— start of Records to process —

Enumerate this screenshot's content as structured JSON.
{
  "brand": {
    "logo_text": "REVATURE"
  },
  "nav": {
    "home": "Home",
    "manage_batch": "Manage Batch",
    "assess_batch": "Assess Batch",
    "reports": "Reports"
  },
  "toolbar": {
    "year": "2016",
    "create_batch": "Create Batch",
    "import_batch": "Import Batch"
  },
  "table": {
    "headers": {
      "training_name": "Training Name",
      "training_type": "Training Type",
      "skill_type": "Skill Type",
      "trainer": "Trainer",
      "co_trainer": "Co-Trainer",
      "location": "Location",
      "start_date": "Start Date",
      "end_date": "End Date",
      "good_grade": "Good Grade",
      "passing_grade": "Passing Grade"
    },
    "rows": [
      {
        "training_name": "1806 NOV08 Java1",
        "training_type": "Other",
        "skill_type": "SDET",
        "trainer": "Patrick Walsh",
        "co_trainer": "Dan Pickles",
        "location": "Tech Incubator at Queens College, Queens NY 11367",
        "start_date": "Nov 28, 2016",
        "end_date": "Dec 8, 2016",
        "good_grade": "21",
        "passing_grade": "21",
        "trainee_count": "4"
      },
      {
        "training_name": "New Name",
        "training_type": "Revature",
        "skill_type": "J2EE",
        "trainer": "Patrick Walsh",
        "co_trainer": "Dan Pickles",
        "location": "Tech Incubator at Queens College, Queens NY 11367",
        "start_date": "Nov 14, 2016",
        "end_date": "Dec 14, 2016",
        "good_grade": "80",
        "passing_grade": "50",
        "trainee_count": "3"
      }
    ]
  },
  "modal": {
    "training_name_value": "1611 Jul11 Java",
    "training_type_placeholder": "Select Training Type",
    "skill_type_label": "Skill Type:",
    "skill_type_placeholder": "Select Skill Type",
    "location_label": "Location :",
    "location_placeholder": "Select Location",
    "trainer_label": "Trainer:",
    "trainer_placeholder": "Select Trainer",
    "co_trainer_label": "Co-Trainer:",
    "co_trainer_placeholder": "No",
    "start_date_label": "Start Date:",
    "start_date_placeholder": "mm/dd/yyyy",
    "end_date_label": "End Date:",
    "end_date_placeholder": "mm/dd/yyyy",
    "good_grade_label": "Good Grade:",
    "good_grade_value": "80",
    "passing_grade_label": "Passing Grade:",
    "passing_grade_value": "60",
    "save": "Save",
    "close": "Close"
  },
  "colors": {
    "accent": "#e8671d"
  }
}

— end of Records to process —

- Given exercise
Every entry must be quoted exactly as it appears above.

- Written solution
Enumerate this screenshot's content as structured JSON.
{
  "brand": {
    "logo_text": "REVATURE"
  },
  "nav": {
    "home": "Home",
    "manage_batch": "Manage Batch",
    "assess_batch": "Assess Batch",
    "reports": "Reports"
  },
  "toolbar": {
    "year": "2016",
    "create_batch": "Create Batch",
    "import_batch": "Import Batch"
  },
  "table": {
    "headers": {
      "training_name": "Training Name",
      "training_type": "Training Type",
      "skill_type": "Skill Type",
      "trainer": "Trainer",
      "co_trainer": "Co-Trainer",
      "location": "Location",
      "start_date": "Start Date",
      "end_date": "End Date",
      "good_grade": "Good Grade",
      "passing_grade": "Passing Grade"
    },
    "rows": [
      {
        "training_name": "1806 NOV08 Java1",
        "training_type": "Other",
        "skill_type": "SDET",
        "trainer": "Patrick Walsh",
        "co_trainer": "Dan Pickles",
        "location": "Tech Incubator at Queens College, Queens NY 11367",
        "start_date": "Nov 28, 2016",
        "end_date": "Dec 8, 2016",
        "good_grade": "21",
        "passing_grade": "21",
        "trainee_count": "4"
      },
      {
        "training_name": "New Name",
        "training_type": "Revature",
        "skill_type": "J2EE",
        "trainer": "Patrick Walsh",
        "co_trainer": "Dan Pickles",
        "location": "Tech Incubator at Queens College, Queens NY 11367",
        "start_date": "Nov 14, 2016",
        "end_date": "Dec 14, 2016",
        "good_grade": "80",
        "passing_grade": "50",
        "trainee_count": "3"
      }
    ]
  },
  "modal": {
    "training_name_value": "1611 Jul11 Java",
    "training_type_placeholder": "Select Training Type",
    "skill_type_label": "Skill Type:",
    "skill_type_placeholder": "Select Skill Type",
    "location_label": "Location :",
    "location_placeholder": "Select Location",
    "trainer_label": "Trainer:",
    "trainer_placeholder": "Select Trainer",
    "co_trainer_label": "Co-Trainer:",
    "co_trainer_placeholder": "No",
    "start_date_label": "Start Date:",
    "start_date_placeholder": "mm/dd/yyyy",
    "end_date_label": "End Date:",
    "end_date_placeholder": "mm/dd/yyyy",
    "good_grade_label": "Good Grade:",
    "good_grade_value": "80",
    "passing_grade_label": "Passing Grade:",
    "passing_grade_value": "60",
    "save": "Save",
    "close": "Close"
  },
  "colors": {
    "accent": "#e8671d"
  }
}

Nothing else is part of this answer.